[Lines of data]

++++++

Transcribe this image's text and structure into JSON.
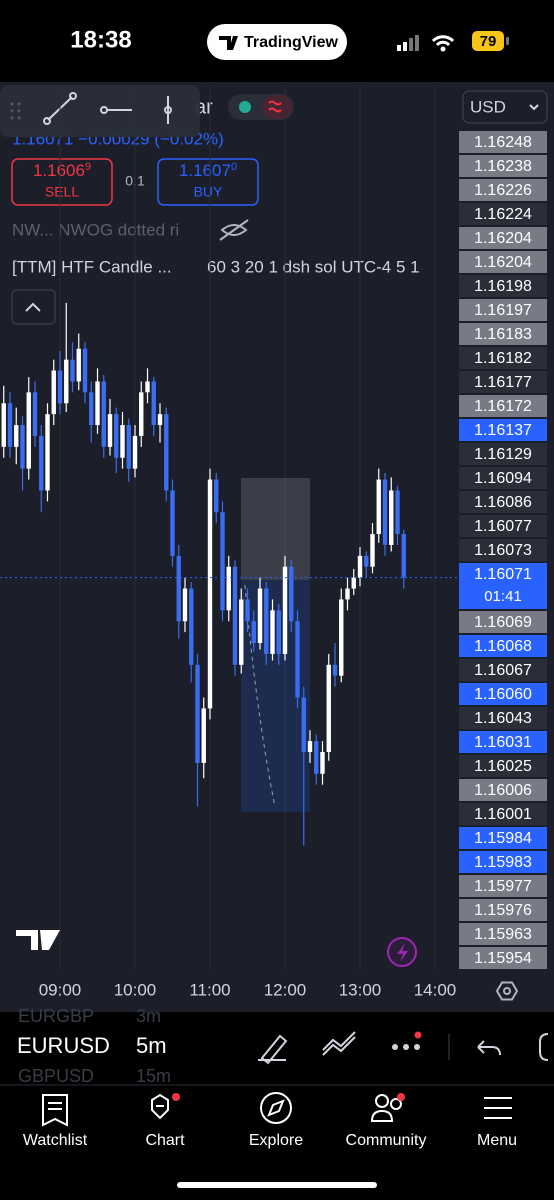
{
  "status_bar": {
    "time": "18:38",
    "app": "TradingView",
    "battery": "79"
  },
  "toolbar": {
    "symbol_fragment": "ar",
    "quote": "1.16071 −0.00029 (−0.02%)",
    "currency": "USD"
  },
  "trade": {
    "sell_price": "1.1606",
    "sell_super": "9",
    "sell_label": "SELL",
    "spread": "0.1",
    "buy_price": "1.1607",
    "buy_super": "0",
    "buy_label": "BUY"
  },
  "indicators": [
    "NW... NWOG dotted ri",
    "[TTM] HTF Candle ...",
    "60 3 20 1 dsh sol UTC-4 5 1"
  ],
  "chart": {
    "type": "candlestick",
    "up_color": "#ffffff",
    "down_color": "#3a6df0",
    "ylim": [
      1.15891,
      1.16297
    ],
    "x": [
      "08:15",
      "08:20",
      "08:25",
      "08:30",
      "08:35",
      "08:40",
      "08:45",
      "08:50",
      "08:55",
      "09:00",
      "09:05",
      "09:10",
      "09:15",
      "09:20",
      "09:25",
      "09:30",
      "09:35",
      "09:40",
      "09:45",
      "09:50",
      "09:55",
      "10:00",
      "10:05",
      "10:10",
      "10:15",
      "10:20",
      "10:25",
      "10:30",
      "10:35",
      "10:40",
      "10:45",
      "10:50",
      "10:55",
      "11:00",
      "11:05",
      "11:10",
      "11:15",
      "11:20",
      "11:25",
      "11:30",
      "11:35",
      "11:40",
      "11:45",
      "11:50",
      "11:55",
      "12:00",
      "12:05",
      "12:10",
      "12:15",
      "12:20",
      "12:25",
      "12:30",
      "12:35",
      "12:40",
      "12:45",
      "12:50",
      "12:55",
      "13:00",
      "13:05",
      "13:10",
      "13:15",
      "13:20",
      "13:25",
      "13:30",
      "13:35"
    ],
    "open": [
      1.16131,
      1.16151,
      1.16131,
      1.16141,
      1.16121,
      1.16156,
      1.16136,
      1.16111,
      1.16146,
      1.16166,
      1.16151,
      1.16171,
      1.16161,
      1.16176,
      1.16156,
      1.16141,
      1.16161,
      1.16131,
      1.16146,
      1.16126,
      1.16141,
      1.16121,
      1.16136,
      1.16156,
      1.16161,
      1.16141,
      1.16146,
      1.16111,
      1.16081,
      1.16051,
      1.16066,
      1.16031,
      1.15986,
      1.16011,
      1.16116,
      1.16101,
      1.16056,
      1.16076,
      1.16031,
      1.16061,
      1.16051,
      1.16041,
      1.16066,
      1.16036,
      1.16056,
      1.16036,
      1.16076,
      1.16051,
      1.16016,
      1.15991,
      1.15996,
      1.15981,
      1.15991,
      1.16031,
      1.16026,
      1.16061,
      1.16066,
      1.16071,
      1.16081,
      1.16076,
      1.16091,
      1.16116,
      1.16086,
      1.16111,
      1.16091
    ],
    "high": [
      1.16159,
      1.16156,
      1.16149,
      1.16145,
      1.16163,
      1.16161,
      1.16141,
      1.16151,
      1.16171,
      1.16175,
      1.16197,
      1.16179,
      1.16183,
      1.16179,
      1.16161,
      1.16167,
      1.16164,
      1.16153,
      1.16149,
      1.16147,
      1.16144,
      1.16141,
      1.16161,
      1.16167,
      1.16163,
      1.16151,
      1.16149,
      1.16116,
      1.16086,
      1.16071,
      1.16069,
      1.16036,
      1.16016,
      1.16121,
      1.16119,
      1.16106,
      1.16081,
      1.16079,
      1.16066,
      1.16066,
      1.16056,
      1.16071,
      1.16069,
      1.16061,
      1.16059,
      1.16081,
      1.16079,
      1.16056,
      1.16021,
      1.16001,
      1.15999,
      1.15996,
      1.16036,
      1.16041,
      1.16066,
      1.16071,
      1.16075,
      1.16085,
      1.16083,
      1.16096,
      1.16121,
      1.16119,
      1.16117,
      1.16113,
      1.16093
    ],
    "low": [
      1.16126,
      1.16126,
      1.16123,
      1.16111,
      1.16116,
      1.16131,
      1.16101,
      1.16106,
      1.16141,
      1.16146,
      1.16147,
      1.16156,
      1.16157,
      1.16151,
      1.16133,
      1.16137,
      1.16126,
      1.16127,
      1.16119,
      1.16121,
      1.16115,
      1.16117,
      1.16131,
      1.16151,
      1.16136,
      1.16133,
      1.16106,
      1.16076,
      1.16043,
      1.16046,
      1.16023,
      1.15966,
      1.15979,
      1.16006,
      1.16096,
      1.16051,
      1.16051,
      1.16026,
      1.16027,
      1.16046,
      1.16037,
      1.16038,
      1.16031,
      1.16033,
      1.16031,
      1.16033,
      1.16046,
      1.16011,
      1.15948,
      1.15986,
      1.15976,
      1.15976,
      1.15987,
      1.16021,
      1.16023,
      1.16056,
      1.16063,
      1.16067,
      1.16071,
      1.16073,
      1.16087,
      1.16081,
      1.16083,
      1.16086,
      1.16066
    ],
    "close": [
      1.16151,
      1.16131,
      1.16141,
      1.16121,
      1.16156,
      1.16136,
      1.16111,
      1.16146,
      1.16166,
      1.16151,
      1.16171,
      1.16161,
      1.16176,
      1.16156,
      1.16141,
      1.16161,
      1.16131,
      1.16146,
      1.16126,
      1.16141,
      1.16121,
      1.16136,
      1.16156,
      1.16161,
      1.16141,
      1.16146,
      1.16111,
      1.16081,
      1.16051,
      1.16066,
      1.16031,
      1.15986,
      1.16011,
      1.16116,
      1.16101,
      1.16056,
      1.16076,
      1.16031,
      1.16061,
      1.16051,
      1.16041,
      1.16066,
      1.16036,
      1.16056,
      1.16036,
      1.16076,
      1.16051,
      1.16016,
      1.15991,
      1.15996,
      1.15981,
      1.15991,
      1.16031,
      1.16026,
      1.16061,
      1.16066,
      1.16071,
      1.16081,
      1.16076,
      1.16091,
      1.16116,
      1.16086,
      1.16111,
      1.16091,
      1.16071
    ]
  },
  "price_labels": [
    {
      "text": "1.16248",
      "bg": "#787b86"
    },
    {
      "text": "1.16238",
      "bg": "#787b86"
    },
    {
      "text": "1.16226",
      "bg": "#787b86"
    },
    {
      "text": "1.16224",
      "bg": "#2a2e39"
    },
    {
      "text": "1.16204",
      "bg": "#787b86"
    },
    {
      "text": "1.16204",
      "bg": "#787b86"
    },
    {
      "text": "1.16198",
      "bg": "#2a2e39"
    },
    {
      "text": "1.16197",
      "bg": "#787b86"
    },
    {
      "text": "1.16183",
      "bg": "#787b86"
    },
    {
      "text": "1.16182",
      "bg": "#2a2e39"
    },
    {
      "text": "1.16177",
      "bg": "#2a2e39"
    },
    {
      "text": "1.16172",
      "bg": "#787b86"
    },
    {
      "text": "1.16137",
      "bg": "#2962ff"
    },
    {
      "text": "1.16129",
      "bg": "#2a2e39"
    },
    {
      "text": "1.16094",
      "bg": "#2a2e39"
    },
    {
      "text": "1.16086",
      "bg": "#2a2e39"
    },
    {
      "text": "1.16077",
      "bg": "#2a2e39"
    },
    {
      "text": "1.16073",
      "bg": "#2a2e39"
    },
    {
      "text": "1.16071",
      "sub": "01:41",
      "bg": "#2962ff"
    },
    {
      "text": "1.16069",
      "bg": "#787b86"
    },
    {
      "text": "1.16068",
      "bg": "#2962ff"
    },
    {
      "text": "1.16067",
      "bg": "#2a2e39"
    },
    {
      "text": "1.16060",
      "bg": "#2962ff"
    },
    {
      "text": "1.16043",
      "bg": "#2a2e39"
    },
    {
      "text": "1.16031",
      "bg": "#2962ff"
    },
    {
      "text": "1.16025",
      "bg": "#2a2e39"
    },
    {
      "text": "1.16006",
      "bg": "#787b86"
    },
    {
      "text": "1.16001",
      "bg": "#2a2e39"
    },
    {
      "text": "1.15984",
      "bg": "#2962ff"
    },
    {
      "text": "1.15983",
      "bg": "#2962ff"
    },
    {
      "text": "1.15977",
      "bg": "#787b86"
    },
    {
      "text": "1.15976",
      "bg": "#787b86"
    },
    {
      "text": "1.15963",
      "bg": "#787b86"
    },
    {
      "text": "1.15954",
      "bg": "#787b86"
    }
  ],
  "time_labels": [
    "09:00",
    "10:00",
    "11:00",
    "12:00",
    "13:00",
    "14:00"
  ],
  "symbols": [
    {
      "name": "EURGBP",
      "tf": "3m"
    },
    {
      "name": "EURUSD",
      "tf": "5m"
    },
    {
      "name": "GBPUSD",
      "tf": "15m"
    }
  ],
  "nav": [
    "Watchlist",
    "Chart",
    "Explore",
    "Community",
    "Menu"
  ]
}
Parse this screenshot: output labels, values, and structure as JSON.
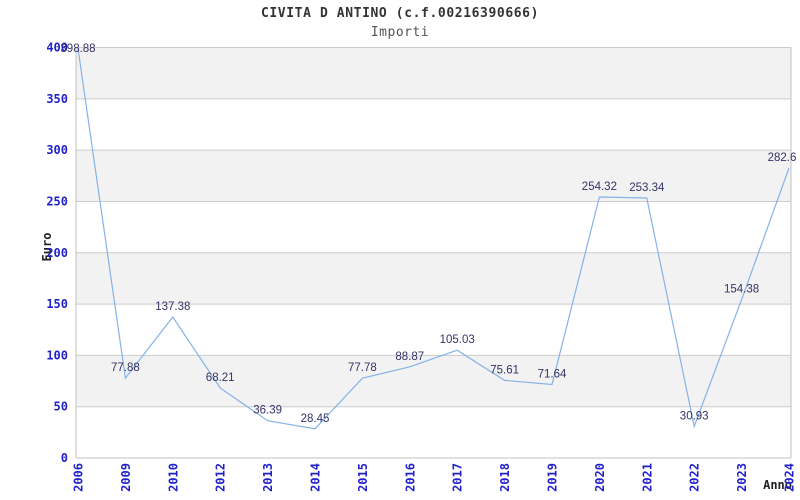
{
  "chart_data": {
    "type": "line",
    "title": "CIVITA D ANTINO (c.f.00216390666)",
    "subtitle": "Importi",
    "xlabel": "Anno",
    "ylabel": "Euro",
    "categories": [
      "2006",
      "2009",
      "2010",
      "2012",
      "2013",
      "2014",
      "2015",
      "2016",
      "2017",
      "2018",
      "2019",
      "2020",
      "2021",
      "2022",
      "2023",
      "2024"
    ],
    "values": [
      398.88,
      77.88,
      137.38,
      68.21,
      36.39,
      28.45,
      77.78,
      88.87,
      105.03,
      75.61,
      71.64,
      254.32,
      253.34,
      30.93,
      154.38,
      282.6
    ],
    "ylim": [
      0,
      400
    ],
    "ytick_step": 50,
    "yticks": [
      0,
      50,
      100,
      150,
      200,
      250,
      300,
      350,
      400
    ],
    "grid": true,
    "legend": "none",
    "colors": {
      "line": "#85b2e8",
      "tick_label": "#2222cc",
      "data_label": "#333366",
      "band_fill": "#f2f2f2",
      "grid_line": "#cccccc",
      "plot_border": "#c0c0c0",
      "title_text": "#333333",
      "subtitle_text": "#555555",
      "axis_title_text": "#222222",
      "background": "#ffffff"
    }
  }
}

++++++

◆ YOUR GOAL ◆
Report each line in the data that holds the word "structure".

◆ SOLUTION TO THE EXERCISE ◆
Transcribe this image's text and structure into JSON.
Parse this screenshot: output labels, values, and structure as JSON.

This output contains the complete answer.